> _Problem to work on_: Scan the data below for the string "this". Show every line where it turns up.

> _Data lines_:
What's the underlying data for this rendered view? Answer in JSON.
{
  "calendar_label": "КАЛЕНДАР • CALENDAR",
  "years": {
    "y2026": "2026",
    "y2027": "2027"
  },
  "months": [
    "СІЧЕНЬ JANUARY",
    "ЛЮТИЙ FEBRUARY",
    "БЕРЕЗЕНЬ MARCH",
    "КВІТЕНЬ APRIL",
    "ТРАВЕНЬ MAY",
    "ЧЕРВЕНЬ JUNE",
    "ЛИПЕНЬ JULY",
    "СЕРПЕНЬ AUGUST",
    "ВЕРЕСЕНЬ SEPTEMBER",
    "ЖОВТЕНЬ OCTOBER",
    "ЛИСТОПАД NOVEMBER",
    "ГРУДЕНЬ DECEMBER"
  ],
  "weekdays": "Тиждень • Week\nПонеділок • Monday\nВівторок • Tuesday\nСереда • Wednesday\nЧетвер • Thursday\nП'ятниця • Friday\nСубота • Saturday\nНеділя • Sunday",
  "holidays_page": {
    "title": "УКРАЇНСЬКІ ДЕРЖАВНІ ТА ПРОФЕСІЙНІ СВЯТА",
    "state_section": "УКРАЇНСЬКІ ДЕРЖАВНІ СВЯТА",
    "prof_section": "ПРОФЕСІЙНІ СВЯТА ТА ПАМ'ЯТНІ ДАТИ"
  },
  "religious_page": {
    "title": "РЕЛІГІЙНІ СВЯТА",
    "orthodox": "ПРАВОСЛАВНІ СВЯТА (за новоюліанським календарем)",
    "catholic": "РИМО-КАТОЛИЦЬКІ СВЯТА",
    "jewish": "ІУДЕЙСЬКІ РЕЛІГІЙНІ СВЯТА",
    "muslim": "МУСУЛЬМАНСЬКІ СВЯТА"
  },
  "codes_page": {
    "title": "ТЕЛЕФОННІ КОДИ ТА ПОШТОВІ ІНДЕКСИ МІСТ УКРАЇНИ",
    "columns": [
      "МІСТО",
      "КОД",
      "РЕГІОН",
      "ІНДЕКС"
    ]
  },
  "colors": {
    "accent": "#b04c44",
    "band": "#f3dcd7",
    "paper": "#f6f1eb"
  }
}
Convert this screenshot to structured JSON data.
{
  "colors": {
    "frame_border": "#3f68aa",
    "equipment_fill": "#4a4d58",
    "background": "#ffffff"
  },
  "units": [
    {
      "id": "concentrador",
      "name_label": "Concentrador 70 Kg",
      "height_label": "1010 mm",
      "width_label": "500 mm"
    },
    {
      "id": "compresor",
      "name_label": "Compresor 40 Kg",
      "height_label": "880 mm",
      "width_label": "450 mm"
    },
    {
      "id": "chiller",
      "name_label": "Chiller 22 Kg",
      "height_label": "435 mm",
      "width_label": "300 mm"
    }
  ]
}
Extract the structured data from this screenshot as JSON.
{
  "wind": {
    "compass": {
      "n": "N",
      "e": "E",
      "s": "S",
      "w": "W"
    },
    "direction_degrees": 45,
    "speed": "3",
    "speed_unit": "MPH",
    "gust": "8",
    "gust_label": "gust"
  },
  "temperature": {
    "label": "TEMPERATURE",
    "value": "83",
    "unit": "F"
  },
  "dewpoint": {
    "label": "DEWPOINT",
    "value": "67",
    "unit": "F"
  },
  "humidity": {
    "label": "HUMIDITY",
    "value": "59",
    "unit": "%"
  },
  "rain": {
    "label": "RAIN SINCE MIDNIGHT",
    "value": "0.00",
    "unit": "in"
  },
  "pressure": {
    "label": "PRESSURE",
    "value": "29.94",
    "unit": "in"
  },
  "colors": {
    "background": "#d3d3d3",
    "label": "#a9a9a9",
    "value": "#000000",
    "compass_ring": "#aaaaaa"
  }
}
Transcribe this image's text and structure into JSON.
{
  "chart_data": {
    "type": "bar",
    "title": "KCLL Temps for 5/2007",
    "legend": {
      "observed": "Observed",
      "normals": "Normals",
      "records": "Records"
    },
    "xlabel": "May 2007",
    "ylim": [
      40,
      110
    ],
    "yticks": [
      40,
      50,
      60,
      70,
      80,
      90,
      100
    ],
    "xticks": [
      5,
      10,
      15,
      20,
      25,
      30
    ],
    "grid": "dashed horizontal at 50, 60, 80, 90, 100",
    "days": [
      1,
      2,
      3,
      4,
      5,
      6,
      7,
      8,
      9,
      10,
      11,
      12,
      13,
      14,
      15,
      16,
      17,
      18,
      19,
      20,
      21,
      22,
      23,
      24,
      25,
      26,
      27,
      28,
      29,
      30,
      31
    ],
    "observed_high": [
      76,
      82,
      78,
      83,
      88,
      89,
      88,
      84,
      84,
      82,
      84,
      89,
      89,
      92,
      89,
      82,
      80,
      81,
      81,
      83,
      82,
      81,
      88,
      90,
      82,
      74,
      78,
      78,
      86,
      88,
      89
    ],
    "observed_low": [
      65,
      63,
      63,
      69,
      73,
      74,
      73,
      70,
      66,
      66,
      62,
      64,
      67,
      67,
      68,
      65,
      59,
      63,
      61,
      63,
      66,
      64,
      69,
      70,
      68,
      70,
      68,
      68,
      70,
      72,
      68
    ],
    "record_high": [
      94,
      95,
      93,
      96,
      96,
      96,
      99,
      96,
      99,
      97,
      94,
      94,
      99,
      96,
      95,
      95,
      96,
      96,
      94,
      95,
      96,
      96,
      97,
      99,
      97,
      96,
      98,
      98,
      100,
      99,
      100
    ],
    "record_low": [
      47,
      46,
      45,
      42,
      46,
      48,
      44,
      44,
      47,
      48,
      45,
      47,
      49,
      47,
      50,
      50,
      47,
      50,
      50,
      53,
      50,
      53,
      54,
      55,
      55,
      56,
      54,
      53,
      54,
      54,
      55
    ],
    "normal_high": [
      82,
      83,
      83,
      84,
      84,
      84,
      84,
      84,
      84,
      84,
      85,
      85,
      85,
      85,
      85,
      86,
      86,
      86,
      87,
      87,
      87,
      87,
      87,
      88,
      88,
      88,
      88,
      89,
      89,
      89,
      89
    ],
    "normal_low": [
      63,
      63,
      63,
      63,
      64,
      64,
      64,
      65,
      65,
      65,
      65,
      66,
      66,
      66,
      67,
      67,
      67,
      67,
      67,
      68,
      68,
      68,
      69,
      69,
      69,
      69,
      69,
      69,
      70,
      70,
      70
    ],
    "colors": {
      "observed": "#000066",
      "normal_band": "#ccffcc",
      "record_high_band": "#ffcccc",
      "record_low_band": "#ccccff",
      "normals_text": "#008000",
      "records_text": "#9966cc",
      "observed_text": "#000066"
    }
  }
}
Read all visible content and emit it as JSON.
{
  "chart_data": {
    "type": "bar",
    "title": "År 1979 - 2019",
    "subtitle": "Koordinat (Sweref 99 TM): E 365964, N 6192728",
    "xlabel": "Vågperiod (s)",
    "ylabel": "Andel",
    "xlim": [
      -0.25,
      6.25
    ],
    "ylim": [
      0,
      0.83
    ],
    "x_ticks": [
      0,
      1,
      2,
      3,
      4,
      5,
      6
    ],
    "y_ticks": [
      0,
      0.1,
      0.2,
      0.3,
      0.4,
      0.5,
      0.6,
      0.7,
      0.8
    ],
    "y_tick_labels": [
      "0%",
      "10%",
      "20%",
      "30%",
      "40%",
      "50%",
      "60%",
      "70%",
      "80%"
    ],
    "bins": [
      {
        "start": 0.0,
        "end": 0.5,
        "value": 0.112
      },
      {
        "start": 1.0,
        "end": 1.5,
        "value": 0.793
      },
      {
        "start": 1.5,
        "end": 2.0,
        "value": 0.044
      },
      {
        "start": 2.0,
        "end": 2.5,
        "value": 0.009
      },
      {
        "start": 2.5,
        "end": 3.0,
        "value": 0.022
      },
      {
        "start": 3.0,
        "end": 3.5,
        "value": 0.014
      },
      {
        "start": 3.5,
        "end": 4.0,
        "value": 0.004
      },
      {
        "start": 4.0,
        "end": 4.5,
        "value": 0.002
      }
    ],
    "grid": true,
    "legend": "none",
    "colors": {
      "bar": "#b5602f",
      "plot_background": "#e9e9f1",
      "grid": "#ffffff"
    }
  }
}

> _Answer to the problem_:
What's the underlying data for this rendered view? Answer in JSON.
Convert this screenshot to structured JSON data.
Extract the structured data from this screenshot as JSON.
Transcribe this image's text and structure into JSON.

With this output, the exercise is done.